Set problem>
Pick out each line below that contains the word "Salary", and copy those lines.
# Data supplied start
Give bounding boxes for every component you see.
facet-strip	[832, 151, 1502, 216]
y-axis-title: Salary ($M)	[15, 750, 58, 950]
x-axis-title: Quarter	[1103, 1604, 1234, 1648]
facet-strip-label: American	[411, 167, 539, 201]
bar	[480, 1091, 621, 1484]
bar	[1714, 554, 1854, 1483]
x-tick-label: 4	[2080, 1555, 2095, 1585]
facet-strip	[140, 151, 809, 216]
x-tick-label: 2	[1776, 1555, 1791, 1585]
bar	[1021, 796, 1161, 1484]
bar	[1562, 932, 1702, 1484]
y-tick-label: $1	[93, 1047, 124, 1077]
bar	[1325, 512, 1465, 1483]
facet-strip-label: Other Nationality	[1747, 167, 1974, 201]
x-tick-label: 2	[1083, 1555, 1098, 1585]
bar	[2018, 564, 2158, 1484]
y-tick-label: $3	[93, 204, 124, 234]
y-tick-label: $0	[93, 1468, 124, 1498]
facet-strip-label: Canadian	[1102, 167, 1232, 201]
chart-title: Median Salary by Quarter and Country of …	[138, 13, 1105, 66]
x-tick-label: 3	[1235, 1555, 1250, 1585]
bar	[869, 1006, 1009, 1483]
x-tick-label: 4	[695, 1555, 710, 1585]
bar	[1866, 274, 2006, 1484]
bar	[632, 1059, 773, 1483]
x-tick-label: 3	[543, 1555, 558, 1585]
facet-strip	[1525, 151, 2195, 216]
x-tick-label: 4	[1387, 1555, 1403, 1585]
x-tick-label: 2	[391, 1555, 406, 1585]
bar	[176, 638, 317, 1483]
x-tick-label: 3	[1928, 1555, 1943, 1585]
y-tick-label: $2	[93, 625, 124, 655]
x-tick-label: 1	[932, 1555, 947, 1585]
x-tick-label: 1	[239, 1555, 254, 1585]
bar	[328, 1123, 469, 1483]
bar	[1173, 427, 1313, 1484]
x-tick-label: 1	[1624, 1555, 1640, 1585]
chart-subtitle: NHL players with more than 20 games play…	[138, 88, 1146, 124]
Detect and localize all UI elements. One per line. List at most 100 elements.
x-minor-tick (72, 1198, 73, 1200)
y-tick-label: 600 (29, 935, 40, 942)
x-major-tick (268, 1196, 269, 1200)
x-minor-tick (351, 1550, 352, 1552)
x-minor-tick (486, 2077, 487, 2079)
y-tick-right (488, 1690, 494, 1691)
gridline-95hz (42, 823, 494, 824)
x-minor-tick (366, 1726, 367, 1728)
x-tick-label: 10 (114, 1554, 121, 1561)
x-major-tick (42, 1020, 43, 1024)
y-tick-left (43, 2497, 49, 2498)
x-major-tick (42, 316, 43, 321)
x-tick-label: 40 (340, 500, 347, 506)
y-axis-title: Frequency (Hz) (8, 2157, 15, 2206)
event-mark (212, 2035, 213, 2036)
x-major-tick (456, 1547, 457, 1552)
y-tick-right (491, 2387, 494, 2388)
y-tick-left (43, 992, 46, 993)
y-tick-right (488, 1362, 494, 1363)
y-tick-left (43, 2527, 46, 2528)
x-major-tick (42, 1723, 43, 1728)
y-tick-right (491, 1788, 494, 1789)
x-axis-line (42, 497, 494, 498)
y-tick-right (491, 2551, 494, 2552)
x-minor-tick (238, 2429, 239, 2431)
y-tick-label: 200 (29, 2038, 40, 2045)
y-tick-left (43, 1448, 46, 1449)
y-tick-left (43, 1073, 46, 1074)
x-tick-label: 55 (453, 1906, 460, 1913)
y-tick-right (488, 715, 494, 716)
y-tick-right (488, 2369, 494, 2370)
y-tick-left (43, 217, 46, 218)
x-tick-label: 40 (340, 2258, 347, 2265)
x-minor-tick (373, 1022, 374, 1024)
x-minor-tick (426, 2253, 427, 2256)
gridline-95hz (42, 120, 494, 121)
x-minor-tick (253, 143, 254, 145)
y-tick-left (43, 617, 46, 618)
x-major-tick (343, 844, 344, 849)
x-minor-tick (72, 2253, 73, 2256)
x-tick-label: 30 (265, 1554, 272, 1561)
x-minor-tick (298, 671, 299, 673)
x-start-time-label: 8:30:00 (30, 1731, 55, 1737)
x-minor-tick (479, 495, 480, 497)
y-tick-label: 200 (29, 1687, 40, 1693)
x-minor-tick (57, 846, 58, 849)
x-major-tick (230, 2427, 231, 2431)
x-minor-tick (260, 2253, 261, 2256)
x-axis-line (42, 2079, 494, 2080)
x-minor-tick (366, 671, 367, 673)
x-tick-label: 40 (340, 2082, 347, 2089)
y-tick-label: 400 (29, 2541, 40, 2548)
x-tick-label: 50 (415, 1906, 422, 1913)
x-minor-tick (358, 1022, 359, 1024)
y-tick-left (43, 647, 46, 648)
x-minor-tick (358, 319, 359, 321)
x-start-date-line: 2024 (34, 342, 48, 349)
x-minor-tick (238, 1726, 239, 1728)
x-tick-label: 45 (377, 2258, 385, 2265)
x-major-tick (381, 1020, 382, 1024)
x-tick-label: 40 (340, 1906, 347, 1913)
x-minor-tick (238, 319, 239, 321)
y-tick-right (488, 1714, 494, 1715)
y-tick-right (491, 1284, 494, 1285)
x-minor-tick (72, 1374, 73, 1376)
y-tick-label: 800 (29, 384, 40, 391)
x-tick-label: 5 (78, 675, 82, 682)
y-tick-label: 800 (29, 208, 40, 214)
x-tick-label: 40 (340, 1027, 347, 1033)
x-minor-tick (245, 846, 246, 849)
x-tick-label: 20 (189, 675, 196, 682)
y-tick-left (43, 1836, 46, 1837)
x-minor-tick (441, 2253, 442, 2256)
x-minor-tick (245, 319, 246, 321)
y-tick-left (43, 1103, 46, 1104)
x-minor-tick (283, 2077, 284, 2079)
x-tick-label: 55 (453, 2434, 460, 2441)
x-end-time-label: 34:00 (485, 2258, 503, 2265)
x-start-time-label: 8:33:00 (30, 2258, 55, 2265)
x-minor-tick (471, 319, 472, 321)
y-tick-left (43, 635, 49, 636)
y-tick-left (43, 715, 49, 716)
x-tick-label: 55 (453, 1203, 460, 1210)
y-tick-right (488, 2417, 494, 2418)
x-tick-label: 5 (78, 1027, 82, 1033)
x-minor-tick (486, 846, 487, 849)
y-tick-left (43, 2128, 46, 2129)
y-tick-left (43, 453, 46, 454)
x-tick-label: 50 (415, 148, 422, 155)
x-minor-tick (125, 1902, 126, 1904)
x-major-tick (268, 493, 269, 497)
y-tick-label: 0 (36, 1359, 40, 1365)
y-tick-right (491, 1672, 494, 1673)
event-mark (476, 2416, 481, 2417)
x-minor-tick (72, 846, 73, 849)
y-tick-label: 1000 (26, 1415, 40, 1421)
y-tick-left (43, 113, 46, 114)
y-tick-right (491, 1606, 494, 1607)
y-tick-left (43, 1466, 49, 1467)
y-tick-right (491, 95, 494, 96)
# Data supplied end
Full response>
y-axis-title: Salary ($M)	[15, 750, 58, 950]
chart-title: Median Salary by Quarter and Country of …	[138, 13, 1105, 66]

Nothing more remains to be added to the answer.